§ **REQUIREMENT**: Find every line with the word "public". Copy those lines.

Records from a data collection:
————

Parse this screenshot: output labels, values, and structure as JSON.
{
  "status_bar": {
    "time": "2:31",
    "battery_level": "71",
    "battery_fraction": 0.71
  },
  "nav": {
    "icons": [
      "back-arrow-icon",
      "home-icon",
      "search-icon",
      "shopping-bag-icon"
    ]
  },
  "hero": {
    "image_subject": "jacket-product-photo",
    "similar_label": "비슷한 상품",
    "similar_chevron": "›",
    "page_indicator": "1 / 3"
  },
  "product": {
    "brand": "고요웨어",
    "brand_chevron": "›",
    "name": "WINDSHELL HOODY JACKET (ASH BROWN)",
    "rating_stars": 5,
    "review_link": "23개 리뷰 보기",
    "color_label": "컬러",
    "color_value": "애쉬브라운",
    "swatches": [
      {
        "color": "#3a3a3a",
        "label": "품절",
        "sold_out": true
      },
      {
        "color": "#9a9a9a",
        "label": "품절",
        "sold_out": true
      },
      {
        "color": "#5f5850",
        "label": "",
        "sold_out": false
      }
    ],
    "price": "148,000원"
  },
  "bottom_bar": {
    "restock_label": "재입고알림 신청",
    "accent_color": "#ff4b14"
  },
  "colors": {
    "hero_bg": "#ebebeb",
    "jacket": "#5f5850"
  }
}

————

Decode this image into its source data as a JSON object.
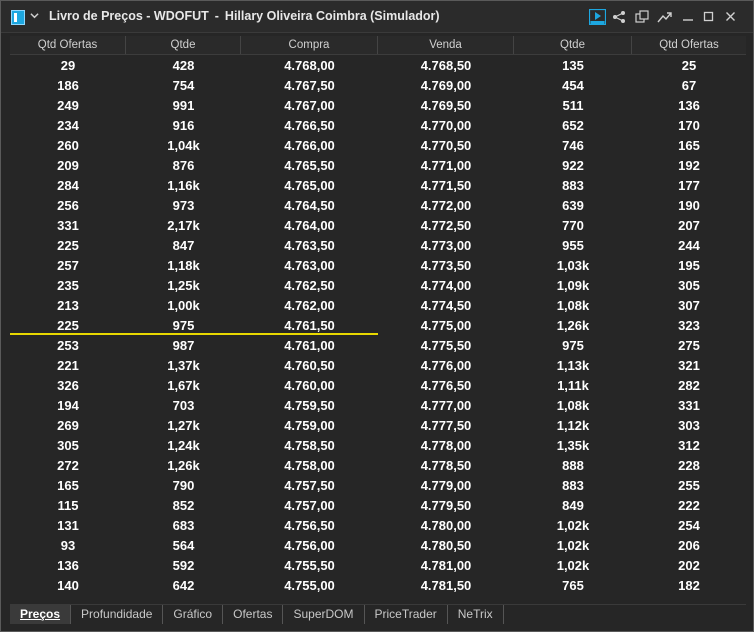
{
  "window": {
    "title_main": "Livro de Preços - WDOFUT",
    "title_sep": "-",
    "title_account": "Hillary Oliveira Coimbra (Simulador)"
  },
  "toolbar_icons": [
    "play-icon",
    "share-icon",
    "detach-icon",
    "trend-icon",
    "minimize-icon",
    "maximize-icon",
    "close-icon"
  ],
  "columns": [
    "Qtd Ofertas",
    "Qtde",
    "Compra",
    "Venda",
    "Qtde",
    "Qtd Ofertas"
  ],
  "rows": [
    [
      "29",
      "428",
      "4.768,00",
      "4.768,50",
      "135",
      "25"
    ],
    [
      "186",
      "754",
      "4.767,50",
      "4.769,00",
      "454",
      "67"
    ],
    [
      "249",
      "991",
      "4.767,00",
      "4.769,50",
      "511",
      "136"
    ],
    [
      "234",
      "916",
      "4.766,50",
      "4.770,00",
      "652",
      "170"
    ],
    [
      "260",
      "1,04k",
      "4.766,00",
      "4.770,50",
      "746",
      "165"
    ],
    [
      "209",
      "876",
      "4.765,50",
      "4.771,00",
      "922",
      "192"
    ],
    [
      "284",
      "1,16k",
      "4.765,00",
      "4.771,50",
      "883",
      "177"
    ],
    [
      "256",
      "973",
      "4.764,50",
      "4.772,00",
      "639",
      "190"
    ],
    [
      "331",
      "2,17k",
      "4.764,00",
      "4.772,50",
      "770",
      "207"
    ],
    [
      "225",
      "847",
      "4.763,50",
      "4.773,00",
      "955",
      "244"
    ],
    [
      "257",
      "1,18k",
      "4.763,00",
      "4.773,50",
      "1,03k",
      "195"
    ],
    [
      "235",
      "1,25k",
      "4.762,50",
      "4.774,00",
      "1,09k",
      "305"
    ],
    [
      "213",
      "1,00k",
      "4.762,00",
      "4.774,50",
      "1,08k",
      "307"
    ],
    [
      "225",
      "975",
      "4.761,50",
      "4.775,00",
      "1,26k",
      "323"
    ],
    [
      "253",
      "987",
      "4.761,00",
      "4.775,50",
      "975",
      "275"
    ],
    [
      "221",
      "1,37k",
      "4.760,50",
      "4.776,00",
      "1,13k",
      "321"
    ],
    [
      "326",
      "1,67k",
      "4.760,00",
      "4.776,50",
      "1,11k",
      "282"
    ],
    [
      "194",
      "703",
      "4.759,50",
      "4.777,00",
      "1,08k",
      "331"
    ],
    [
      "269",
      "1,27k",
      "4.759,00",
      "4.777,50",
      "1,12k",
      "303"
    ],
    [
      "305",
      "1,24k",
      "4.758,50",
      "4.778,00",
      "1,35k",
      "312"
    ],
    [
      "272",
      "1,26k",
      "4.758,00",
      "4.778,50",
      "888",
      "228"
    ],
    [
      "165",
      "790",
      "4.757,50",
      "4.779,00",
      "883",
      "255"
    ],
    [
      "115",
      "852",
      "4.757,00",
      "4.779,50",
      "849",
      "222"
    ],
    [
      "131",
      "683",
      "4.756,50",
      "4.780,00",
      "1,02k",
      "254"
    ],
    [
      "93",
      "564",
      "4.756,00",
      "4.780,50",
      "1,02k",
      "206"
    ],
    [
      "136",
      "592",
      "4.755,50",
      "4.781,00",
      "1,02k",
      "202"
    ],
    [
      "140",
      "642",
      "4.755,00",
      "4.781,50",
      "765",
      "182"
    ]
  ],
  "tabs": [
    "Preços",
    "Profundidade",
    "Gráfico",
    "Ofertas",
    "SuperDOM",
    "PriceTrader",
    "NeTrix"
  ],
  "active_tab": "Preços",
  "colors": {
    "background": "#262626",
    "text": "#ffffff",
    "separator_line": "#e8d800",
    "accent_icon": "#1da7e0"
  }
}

————

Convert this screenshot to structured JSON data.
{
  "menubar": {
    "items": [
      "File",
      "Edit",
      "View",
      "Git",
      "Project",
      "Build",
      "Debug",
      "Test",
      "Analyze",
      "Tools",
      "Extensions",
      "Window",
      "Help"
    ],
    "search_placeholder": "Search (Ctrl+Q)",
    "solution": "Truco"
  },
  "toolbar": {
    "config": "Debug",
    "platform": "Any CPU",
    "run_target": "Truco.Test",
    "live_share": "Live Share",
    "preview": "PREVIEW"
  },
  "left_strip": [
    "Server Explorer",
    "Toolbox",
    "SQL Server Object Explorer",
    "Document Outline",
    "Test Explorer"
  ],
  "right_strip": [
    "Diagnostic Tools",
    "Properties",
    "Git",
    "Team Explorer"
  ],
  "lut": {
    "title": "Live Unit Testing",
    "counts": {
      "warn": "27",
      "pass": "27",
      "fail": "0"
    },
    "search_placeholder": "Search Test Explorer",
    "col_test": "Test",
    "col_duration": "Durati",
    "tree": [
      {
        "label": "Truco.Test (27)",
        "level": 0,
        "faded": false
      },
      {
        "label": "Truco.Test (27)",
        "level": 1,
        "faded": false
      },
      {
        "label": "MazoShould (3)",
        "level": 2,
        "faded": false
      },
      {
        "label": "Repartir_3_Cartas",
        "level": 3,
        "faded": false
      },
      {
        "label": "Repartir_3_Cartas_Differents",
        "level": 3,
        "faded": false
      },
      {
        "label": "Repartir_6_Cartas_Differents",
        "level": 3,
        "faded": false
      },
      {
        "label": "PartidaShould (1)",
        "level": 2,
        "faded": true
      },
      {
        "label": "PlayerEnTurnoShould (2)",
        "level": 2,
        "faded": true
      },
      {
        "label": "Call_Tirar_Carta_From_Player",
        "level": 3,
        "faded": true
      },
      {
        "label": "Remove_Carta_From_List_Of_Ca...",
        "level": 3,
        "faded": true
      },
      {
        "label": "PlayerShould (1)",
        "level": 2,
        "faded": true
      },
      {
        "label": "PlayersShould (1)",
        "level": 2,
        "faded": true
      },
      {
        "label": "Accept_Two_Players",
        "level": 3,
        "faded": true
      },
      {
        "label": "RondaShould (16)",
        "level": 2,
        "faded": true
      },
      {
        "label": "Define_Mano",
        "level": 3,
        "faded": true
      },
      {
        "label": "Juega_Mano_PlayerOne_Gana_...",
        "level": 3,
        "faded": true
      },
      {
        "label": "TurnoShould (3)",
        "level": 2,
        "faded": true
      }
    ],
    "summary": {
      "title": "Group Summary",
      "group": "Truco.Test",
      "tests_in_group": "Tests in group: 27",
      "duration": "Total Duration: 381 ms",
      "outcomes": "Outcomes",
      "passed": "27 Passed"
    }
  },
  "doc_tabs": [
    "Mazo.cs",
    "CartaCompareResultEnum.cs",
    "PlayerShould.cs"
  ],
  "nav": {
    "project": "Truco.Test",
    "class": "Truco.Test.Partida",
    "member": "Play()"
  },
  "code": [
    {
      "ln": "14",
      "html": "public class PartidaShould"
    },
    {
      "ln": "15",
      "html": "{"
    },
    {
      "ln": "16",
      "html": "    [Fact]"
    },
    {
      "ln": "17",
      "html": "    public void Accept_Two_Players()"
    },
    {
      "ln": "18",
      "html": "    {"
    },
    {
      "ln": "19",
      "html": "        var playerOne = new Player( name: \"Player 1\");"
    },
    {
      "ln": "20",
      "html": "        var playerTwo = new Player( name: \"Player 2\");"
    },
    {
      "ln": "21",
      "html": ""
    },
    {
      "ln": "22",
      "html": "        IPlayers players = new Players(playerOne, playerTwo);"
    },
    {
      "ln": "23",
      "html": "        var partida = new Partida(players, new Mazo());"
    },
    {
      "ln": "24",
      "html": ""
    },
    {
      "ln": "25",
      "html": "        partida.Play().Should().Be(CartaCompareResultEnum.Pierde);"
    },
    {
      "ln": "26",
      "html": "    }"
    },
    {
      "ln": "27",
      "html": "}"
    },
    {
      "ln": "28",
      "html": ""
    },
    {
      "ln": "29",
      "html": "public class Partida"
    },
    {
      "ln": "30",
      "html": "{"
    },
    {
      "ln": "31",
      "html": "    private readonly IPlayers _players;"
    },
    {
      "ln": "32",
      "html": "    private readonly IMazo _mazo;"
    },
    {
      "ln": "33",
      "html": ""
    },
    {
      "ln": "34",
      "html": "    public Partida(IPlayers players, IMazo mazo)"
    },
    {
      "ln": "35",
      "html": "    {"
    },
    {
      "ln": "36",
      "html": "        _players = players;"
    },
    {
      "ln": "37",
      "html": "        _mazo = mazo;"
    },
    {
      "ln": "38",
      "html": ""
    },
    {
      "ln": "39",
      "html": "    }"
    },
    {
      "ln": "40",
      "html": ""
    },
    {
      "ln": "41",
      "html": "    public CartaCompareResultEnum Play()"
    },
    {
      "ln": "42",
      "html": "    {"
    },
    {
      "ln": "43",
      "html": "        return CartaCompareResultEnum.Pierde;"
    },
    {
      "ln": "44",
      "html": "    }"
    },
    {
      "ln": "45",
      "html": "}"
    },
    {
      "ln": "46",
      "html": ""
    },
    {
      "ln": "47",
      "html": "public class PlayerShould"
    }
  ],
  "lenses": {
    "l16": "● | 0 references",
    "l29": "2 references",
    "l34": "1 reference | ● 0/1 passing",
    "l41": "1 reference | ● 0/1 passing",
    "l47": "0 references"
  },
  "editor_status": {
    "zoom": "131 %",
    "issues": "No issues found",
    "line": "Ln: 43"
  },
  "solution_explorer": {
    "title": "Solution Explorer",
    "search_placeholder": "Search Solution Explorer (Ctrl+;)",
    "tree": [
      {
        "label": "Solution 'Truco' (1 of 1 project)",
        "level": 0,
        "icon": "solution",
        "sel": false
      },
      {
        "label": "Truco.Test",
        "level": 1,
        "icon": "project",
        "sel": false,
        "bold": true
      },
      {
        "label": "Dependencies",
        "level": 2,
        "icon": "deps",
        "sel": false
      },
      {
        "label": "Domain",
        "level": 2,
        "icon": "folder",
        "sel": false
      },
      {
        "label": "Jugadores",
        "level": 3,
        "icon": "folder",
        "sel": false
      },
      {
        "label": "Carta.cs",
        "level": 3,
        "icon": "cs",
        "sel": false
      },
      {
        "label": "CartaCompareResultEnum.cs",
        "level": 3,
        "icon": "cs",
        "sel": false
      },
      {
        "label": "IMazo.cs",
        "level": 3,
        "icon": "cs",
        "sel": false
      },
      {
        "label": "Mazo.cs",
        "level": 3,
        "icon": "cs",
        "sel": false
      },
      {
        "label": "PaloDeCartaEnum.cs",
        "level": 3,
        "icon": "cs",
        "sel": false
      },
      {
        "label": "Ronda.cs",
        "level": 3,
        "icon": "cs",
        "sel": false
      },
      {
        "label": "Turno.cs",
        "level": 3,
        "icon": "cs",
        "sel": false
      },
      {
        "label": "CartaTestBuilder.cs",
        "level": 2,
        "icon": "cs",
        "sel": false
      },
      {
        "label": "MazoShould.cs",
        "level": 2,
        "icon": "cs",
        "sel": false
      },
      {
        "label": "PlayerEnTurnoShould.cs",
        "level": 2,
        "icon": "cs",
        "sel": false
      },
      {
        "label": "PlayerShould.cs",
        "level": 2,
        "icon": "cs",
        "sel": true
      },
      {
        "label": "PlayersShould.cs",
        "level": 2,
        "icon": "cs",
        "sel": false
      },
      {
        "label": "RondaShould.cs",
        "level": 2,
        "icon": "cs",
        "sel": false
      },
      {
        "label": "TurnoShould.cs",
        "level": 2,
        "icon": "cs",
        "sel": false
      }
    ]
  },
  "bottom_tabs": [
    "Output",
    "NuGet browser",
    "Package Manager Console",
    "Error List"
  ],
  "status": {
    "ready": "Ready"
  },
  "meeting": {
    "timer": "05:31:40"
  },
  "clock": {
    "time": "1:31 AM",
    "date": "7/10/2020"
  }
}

————

§ **EXPECTED OUTPUT**:
      "html": "public class PartidaShould"
      "html": "    public void Accept_Two_Players()"
      "html": "public class Partida"
      "html": "    public Partida(IPlayers players, IMazo mazo)"
      "html": "    public CartaCompareResultEnum Play()"
      "html": "public class PlayerShould"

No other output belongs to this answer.